### Task statement
Collect every line below that contains the word "Selections".

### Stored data
§ §

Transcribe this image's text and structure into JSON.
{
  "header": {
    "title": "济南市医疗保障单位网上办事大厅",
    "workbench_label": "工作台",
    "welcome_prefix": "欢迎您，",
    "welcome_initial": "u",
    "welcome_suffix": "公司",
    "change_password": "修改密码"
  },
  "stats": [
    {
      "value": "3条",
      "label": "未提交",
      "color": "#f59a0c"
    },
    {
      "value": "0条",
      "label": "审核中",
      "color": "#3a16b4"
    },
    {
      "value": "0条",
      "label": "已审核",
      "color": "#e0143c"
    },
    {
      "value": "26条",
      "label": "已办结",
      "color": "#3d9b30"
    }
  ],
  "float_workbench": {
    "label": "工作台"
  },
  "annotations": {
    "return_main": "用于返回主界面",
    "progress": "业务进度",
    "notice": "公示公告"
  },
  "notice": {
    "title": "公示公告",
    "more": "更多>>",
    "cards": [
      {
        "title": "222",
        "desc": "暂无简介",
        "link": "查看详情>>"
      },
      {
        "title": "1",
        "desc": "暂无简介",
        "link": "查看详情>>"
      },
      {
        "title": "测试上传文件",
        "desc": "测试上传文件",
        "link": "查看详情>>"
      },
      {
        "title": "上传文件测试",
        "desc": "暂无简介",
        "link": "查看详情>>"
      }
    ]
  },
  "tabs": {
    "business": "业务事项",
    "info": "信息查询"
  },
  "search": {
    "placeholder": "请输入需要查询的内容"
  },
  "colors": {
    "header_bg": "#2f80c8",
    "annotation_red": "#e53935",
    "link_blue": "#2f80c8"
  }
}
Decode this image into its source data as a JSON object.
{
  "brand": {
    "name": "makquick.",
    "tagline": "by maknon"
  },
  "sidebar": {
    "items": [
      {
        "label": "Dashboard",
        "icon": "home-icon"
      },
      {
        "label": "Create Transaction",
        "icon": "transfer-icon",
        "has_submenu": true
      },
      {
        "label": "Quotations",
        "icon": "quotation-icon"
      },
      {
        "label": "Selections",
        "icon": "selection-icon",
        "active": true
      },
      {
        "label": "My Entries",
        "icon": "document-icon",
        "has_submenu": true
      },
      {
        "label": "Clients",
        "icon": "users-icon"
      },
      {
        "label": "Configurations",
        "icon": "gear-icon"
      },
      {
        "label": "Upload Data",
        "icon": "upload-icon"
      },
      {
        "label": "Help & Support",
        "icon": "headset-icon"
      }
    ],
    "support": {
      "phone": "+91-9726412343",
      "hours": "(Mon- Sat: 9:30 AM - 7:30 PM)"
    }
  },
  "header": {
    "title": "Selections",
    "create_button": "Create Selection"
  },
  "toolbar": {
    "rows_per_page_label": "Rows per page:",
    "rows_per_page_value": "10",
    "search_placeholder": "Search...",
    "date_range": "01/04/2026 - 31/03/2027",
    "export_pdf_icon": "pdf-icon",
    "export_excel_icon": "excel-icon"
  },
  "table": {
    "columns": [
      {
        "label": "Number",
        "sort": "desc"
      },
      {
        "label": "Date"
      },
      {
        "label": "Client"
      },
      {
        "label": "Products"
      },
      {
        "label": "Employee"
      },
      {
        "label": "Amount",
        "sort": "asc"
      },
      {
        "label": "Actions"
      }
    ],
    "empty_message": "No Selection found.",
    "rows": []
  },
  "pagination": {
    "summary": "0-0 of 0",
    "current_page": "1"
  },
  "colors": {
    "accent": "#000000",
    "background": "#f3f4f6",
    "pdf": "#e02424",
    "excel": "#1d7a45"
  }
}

§ §

### Response for this exercise
        "label": "Selections",
    "title": "Selections",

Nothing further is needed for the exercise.